— BEGIN —

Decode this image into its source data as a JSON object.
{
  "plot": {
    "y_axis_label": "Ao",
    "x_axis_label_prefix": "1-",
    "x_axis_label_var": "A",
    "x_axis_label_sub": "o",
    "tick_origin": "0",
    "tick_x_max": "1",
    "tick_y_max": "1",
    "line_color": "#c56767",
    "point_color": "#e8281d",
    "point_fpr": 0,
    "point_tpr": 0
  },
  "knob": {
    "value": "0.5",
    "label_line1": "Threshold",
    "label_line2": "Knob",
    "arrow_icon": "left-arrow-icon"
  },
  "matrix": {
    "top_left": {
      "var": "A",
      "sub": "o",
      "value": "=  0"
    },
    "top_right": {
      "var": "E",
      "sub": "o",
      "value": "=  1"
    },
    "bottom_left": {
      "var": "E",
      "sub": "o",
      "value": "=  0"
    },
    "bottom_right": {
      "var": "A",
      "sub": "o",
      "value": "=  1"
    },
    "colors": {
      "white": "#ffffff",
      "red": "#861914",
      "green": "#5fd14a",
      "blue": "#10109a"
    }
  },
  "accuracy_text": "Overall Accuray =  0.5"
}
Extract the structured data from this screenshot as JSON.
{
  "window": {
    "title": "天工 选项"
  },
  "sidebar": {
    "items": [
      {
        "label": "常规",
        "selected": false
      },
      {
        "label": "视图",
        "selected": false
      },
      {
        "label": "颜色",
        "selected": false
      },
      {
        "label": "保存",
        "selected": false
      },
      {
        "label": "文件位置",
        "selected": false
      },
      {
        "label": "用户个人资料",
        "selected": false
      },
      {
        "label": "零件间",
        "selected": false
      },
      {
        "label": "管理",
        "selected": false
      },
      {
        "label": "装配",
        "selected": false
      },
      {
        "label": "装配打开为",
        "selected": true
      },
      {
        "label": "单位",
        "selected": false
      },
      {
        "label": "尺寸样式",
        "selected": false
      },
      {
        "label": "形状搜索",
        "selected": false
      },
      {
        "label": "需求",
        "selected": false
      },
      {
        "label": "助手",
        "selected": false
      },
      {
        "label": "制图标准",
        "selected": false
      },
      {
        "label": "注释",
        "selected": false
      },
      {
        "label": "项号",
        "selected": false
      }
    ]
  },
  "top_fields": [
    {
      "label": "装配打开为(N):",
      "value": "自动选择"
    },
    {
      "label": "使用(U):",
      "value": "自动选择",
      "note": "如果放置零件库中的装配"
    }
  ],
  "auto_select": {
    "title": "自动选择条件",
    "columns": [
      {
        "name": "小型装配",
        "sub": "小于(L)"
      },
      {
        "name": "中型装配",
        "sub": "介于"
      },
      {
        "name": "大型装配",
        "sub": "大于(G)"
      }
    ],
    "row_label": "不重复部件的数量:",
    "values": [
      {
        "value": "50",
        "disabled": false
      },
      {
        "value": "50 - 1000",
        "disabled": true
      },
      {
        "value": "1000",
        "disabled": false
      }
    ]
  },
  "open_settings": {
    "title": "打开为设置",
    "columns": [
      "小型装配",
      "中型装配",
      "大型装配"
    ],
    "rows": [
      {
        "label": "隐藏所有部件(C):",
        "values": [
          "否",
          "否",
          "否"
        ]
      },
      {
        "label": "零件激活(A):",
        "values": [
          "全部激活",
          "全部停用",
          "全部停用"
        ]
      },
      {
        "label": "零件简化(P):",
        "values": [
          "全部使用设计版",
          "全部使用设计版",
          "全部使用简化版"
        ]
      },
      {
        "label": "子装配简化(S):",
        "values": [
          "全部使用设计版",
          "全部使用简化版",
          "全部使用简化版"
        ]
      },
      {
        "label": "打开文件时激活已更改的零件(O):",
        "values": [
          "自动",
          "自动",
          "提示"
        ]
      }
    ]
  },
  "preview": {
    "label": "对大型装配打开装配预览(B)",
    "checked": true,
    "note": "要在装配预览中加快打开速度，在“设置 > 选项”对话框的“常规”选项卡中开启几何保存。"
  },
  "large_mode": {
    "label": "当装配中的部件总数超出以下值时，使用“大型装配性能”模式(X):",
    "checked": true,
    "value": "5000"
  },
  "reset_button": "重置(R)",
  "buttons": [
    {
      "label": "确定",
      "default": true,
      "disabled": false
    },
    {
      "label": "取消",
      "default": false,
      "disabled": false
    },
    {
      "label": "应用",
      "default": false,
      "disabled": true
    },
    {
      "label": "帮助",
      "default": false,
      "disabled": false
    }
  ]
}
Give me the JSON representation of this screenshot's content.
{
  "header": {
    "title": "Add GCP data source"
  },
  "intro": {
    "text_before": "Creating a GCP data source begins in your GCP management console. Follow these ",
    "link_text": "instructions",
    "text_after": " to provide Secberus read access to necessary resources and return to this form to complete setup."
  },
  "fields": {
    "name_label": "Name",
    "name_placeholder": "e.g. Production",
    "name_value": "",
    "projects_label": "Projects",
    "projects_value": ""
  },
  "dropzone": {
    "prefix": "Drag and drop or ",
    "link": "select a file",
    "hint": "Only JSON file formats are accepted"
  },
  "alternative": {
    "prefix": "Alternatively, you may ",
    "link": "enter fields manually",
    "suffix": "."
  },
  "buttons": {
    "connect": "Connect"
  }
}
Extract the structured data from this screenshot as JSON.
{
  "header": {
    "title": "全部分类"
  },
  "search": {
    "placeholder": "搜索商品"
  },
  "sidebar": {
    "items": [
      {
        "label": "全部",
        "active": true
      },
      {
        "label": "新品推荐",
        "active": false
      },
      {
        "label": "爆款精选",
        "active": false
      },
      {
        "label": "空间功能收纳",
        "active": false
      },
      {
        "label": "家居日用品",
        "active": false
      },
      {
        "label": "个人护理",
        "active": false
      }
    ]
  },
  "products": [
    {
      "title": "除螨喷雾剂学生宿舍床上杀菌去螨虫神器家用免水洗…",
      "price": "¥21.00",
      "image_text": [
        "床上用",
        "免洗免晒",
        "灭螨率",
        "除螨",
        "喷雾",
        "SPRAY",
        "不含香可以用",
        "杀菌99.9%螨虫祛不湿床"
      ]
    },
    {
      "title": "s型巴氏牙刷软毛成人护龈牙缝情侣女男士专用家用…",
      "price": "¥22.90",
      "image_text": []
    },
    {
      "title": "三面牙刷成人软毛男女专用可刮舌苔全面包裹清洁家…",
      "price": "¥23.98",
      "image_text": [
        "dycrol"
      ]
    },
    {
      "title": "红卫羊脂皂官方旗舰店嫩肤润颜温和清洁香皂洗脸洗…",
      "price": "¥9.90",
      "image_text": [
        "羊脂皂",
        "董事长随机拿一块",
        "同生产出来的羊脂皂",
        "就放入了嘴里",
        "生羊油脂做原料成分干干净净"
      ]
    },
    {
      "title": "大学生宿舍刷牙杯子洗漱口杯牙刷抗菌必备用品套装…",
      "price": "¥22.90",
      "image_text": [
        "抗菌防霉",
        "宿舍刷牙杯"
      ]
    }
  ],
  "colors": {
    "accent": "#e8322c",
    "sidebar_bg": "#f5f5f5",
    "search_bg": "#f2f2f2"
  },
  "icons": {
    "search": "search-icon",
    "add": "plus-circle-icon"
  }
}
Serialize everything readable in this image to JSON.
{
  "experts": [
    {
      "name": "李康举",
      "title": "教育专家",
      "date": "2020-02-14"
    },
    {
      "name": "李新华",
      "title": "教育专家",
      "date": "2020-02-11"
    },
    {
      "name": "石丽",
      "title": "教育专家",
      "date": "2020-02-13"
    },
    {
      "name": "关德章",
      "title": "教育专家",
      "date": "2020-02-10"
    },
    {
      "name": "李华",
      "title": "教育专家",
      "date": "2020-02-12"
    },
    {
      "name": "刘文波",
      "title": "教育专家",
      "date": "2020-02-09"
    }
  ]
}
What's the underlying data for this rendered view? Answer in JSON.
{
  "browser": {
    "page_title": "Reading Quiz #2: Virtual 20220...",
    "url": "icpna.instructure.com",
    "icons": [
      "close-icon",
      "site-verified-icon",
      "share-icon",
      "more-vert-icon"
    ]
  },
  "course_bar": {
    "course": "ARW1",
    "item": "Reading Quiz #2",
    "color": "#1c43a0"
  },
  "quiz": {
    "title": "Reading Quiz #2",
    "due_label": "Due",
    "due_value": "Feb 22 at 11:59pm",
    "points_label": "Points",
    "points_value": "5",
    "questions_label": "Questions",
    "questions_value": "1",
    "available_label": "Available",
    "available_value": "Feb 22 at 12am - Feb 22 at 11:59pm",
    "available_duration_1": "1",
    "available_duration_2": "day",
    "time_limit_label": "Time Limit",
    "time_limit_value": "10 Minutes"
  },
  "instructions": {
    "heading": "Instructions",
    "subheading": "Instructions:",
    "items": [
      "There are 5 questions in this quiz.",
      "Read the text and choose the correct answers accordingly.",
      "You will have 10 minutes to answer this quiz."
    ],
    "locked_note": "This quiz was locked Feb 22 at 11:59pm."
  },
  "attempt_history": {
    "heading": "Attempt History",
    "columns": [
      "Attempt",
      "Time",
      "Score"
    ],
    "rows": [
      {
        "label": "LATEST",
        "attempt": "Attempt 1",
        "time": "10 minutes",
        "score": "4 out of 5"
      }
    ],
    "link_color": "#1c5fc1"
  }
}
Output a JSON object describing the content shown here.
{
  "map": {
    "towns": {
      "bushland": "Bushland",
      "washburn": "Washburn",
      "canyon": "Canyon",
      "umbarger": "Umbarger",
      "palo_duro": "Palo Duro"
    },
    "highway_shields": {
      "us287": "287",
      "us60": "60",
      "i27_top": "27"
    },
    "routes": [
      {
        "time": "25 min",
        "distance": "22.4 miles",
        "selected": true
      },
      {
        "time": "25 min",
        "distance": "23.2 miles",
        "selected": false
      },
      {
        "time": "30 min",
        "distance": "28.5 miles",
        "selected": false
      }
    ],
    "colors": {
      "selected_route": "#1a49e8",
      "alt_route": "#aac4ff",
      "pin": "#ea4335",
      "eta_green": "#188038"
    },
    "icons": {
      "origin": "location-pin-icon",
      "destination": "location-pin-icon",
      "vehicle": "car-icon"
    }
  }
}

— END —

• _EXERCISE_: Where a line above includes "price", copy that line.

• _SOLUTION FOR THIS PROBLEM_:
      "price": "¥21.00",
      "price": "¥22.90",
      "price": "¥23.98",
      "price": "¥9.90",
      "price": "¥22.90",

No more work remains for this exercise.